EXERCISE DESCRIPTION: Quote every line as written. Omit pictures.
:: EXCERPTED DATA ::
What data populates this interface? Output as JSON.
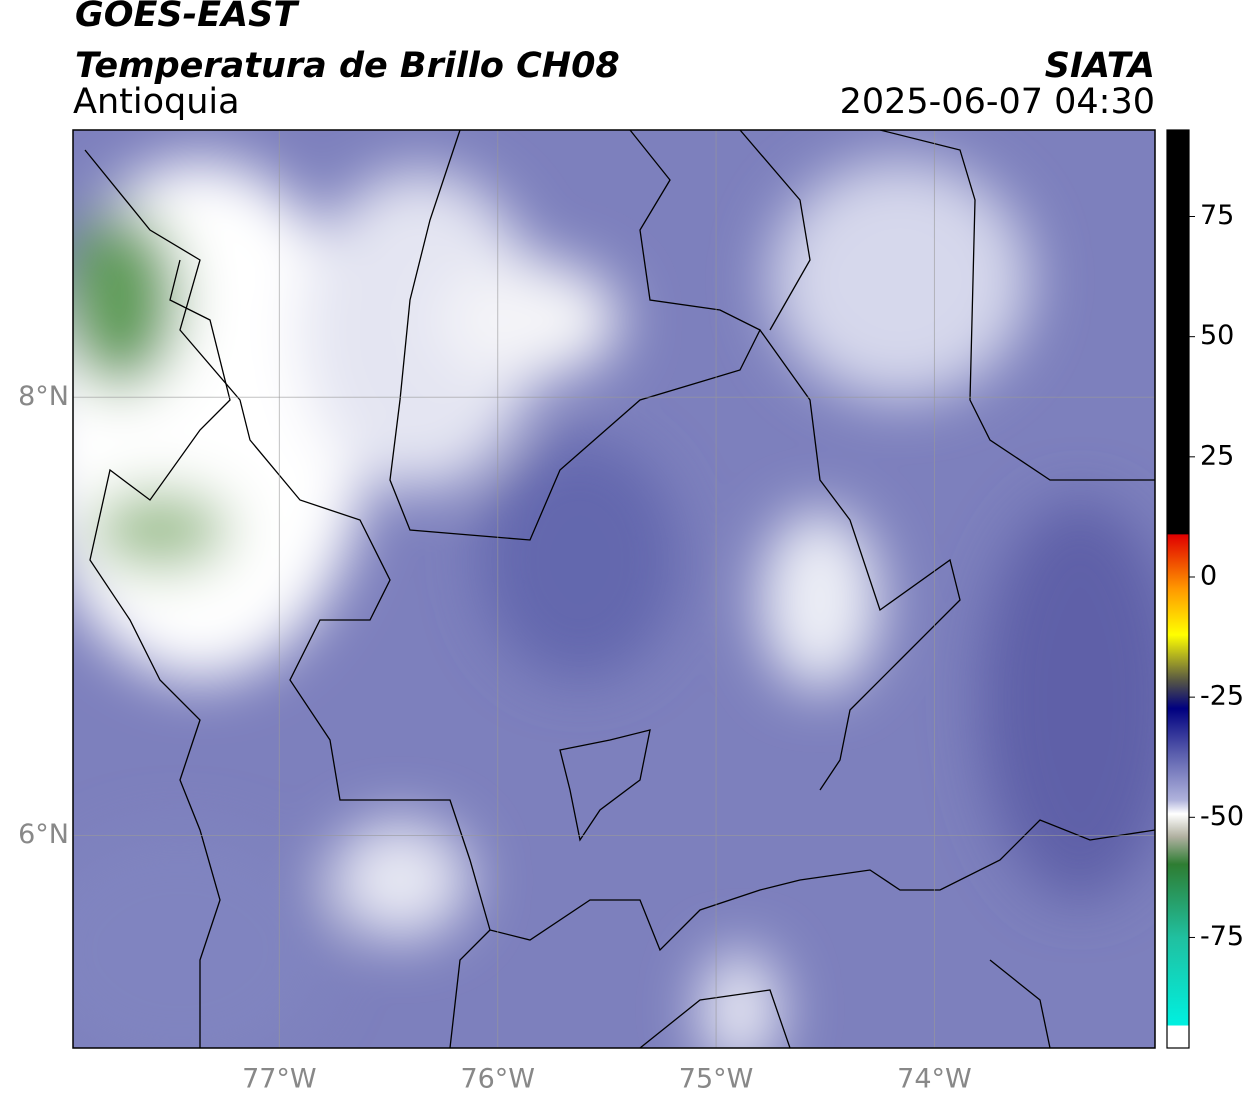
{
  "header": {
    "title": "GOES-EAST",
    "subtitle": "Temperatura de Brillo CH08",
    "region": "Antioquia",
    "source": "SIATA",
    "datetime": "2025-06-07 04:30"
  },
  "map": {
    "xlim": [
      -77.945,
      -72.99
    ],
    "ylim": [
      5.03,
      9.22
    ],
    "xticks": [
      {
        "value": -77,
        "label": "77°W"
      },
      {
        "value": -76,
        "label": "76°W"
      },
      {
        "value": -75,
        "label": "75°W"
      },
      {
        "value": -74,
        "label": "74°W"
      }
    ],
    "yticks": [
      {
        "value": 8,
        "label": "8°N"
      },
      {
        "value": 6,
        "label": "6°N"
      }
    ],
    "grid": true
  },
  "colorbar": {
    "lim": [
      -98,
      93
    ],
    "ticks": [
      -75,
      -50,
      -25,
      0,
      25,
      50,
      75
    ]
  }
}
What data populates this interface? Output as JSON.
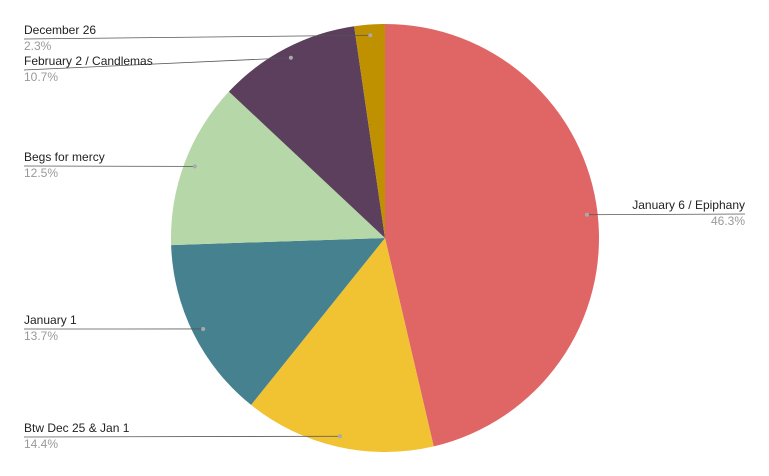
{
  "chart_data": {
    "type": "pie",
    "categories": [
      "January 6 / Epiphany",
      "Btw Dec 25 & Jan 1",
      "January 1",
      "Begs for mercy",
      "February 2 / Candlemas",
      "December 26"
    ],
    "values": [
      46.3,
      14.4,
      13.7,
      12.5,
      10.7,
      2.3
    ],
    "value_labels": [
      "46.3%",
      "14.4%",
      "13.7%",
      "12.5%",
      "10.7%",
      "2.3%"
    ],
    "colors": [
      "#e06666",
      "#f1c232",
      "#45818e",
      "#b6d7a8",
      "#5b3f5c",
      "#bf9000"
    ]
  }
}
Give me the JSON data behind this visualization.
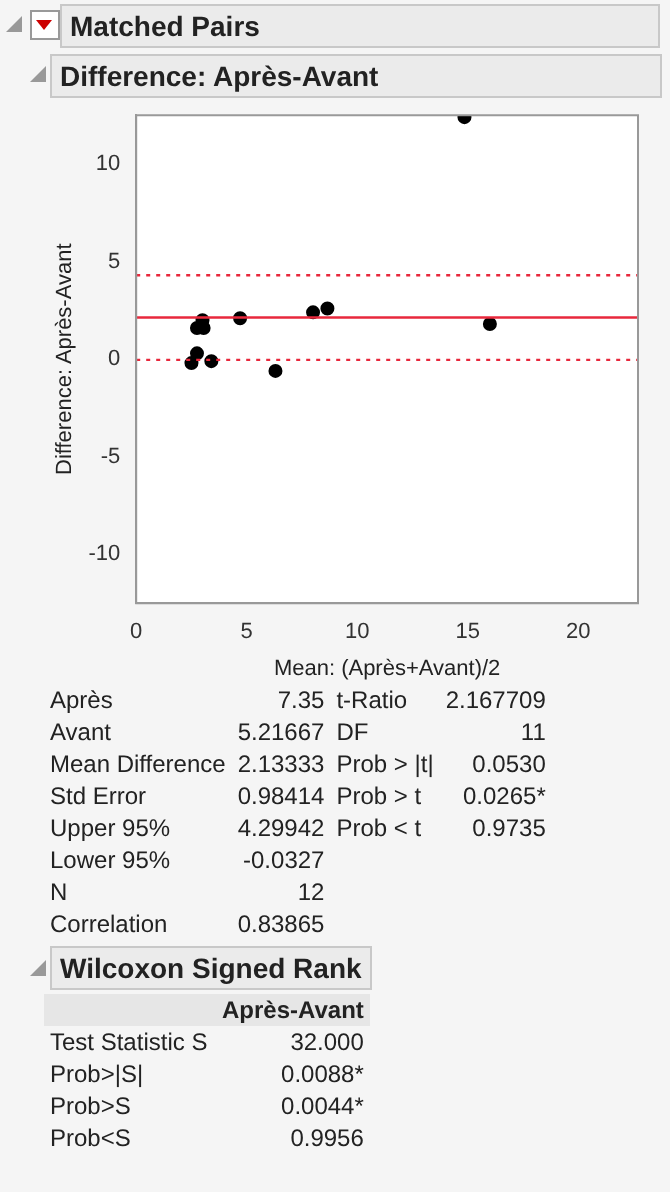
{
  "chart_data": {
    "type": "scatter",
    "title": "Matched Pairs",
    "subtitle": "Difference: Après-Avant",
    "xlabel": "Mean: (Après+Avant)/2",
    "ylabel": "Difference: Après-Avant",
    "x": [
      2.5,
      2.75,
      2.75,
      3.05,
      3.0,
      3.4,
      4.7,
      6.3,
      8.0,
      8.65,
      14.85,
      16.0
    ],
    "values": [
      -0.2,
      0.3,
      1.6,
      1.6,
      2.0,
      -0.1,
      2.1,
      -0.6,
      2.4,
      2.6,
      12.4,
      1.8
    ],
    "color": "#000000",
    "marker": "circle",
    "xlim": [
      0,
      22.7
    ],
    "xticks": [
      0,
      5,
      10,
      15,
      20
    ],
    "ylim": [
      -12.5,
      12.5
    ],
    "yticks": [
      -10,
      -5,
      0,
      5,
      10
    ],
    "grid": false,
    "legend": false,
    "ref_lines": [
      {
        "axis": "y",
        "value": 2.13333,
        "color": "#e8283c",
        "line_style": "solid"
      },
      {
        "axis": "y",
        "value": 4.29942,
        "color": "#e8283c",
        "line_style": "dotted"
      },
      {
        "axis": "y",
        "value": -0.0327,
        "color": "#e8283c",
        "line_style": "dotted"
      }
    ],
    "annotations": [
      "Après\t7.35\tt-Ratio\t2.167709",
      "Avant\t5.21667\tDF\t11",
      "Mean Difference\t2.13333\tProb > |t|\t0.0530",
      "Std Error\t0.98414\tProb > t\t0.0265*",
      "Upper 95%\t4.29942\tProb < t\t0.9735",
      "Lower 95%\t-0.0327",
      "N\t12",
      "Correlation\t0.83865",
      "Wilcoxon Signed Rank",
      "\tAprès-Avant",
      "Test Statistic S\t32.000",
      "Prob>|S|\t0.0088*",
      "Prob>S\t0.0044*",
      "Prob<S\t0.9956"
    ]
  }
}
:::
EXPECTED ANSWER:
What data populates this interface? Output as JSON.
{
  "header": {
    "title": "GOES-EAST",
    "subtitle": "Temperatura de Brillo CH08",
    "region": "Antioquia",
    "source": "SIATA",
    "datetime": "2025-06-07 04:30"
  },
  "map": {
    "xlim": [
      -77.945,
      -72.99
    ],
    "ylim": [
      5.03,
      9.22
    ],
    "xticks": [
      {
        "value": -77,
        "label": "77°W"
      },
      {
        "value": -76,
        "label": "76°W"
      },
      {
        "value": -75,
        "label": "75°W"
      },
      {
        "value": -74,
        "label": "74°W"
      }
    ],
    "yticks": [
      {
        "value": 8,
        "label": "8°N"
      },
      {
        "value": 6,
        "label": "6°N"
      }
    ],
    "grid": true
  },
  "colorbar": {
    "lim": [
      -98,
      93
    ],
    "ticks": [
      -75,
      -50,
      -25,
      0,
      25,
      50,
      75
    ]
  }
}
What data populates this interface? Output as JSON.
{
  "chart_data": {
    "type": "pie",
    "categories": [
      "January 6 / Epiphany",
      "Btw Dec 25 & Jan 1",
      "January 1",
      "Begs for mercy",
      "February 2 / Candlemas",
      "December 26"
    ],
    "values": [
      46.3,
      14.4,
      13.7,
      12.5,
      10.7,
      2.3
    ],
    "value_labels": [
      "46.3%",
      "14.4%",
      "13.7%",
      "12.5%",
      "10.7%",
      "2.3%"
    ],
    "colors": [
      "#e06666",
      "#f1c232",
      "#45818e",
      "#b6d7a8",
      "#5b3f5c",
      "#bf9000"
    ]
  }
}
Give me the JSON data behind this visualization.
{
  "chart_data": {
    "type": "scatter",
    "title": "Matched Pairs",
    "subtitle": "Difference: Après-Avant",
    "xlabel": "Mean: (Après+Avant)/2",
    "ylabel": "Difference: Après-Avant",
    "x": [
      2.5,
      2.75,
      2.75,
      3.05,
      3.0,
      3.4,
      4.7,
      6.3,
      8.0,
      8.65,
      14.85,
      16.0
    ],
    "values": [
      -0.2,
      0.3,
      1.6,
      1.6,
      2.0,
      -0.1,
      2.1,
      -0.6,
      2.4,
      2.6,
      12.4,
      1.8
    ],
    "color": "#000000",
    "marker": "circle",
    "xlim": [
      0,
      22.7
    ],
    "xticks": [
      0,
      5,
      10,
      15,
      20
    ],
    "ylim": [
      -12.5,
      12.5
    ],
    "yticks": [
      -10,
      -5,
      0,
      5,
      10
    ],
    "grid": false,
    "legend": false,
    "ref_lines": [
      {
        "axis": "y",
        "value": 2.13333,
        "color": "#e8283c",
        "line_style": "solid"
      },
      {
        "axis": "y",
        "value": 4.29942,
        "color": "#e8283c",
        "line_style": "dotted"
      },
      {
        "axis": "y",
        "value": -0.0327,
        "color": "#e8283c",
        "line_style": "dotted"
      }
    ],
    "annotations": [
      "Après\t7.35\tt-Ratio\t2.167709",
      "Avant\t5.21667\tDF\t11",
      "Mean Difference\t2.13333\tProb > |t|\t0.0530",
      "Std Error\t0.98414\tProb > t\t0.0265*",
      "Upper 95%\t4.29942\tProb < t\t0.9735",
      "Lower 95%\t-0.0327",
      "N\t12",
      "Correlation\t0.83865",
      "Wilcoxon Signed Rank",
      "\tAprès-Avant",
      "Test Statistic S\t32.000",
      "Prob>|S|\t0.0088*",
      "Prob>S\t0.0044*",
      "Prob<S\t0.9956"
    ]
  }
}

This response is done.